What the exercise asks — Set down every record once more, exactly as given.

========

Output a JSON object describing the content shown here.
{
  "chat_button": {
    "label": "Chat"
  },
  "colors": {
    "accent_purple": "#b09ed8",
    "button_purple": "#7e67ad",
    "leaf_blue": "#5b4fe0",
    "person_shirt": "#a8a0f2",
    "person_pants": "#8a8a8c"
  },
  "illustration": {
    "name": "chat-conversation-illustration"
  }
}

========

Reply to the exercise —
Output a JSON object describing the content shown here.
{
  "chat_button": {
    "label": "Chat"
  },
  "colors": {
    "accent_purple": "#b09ed8",
    "button_purple": "#7e67ad",
    "leaf_blue": "#5b4fe0",
    "person_shirt": "#a8a0f2",
    "person_pants": "#8a8a8c"
  },
  "illustration": {
    "name": "chat-conversation-illustration"
  }
}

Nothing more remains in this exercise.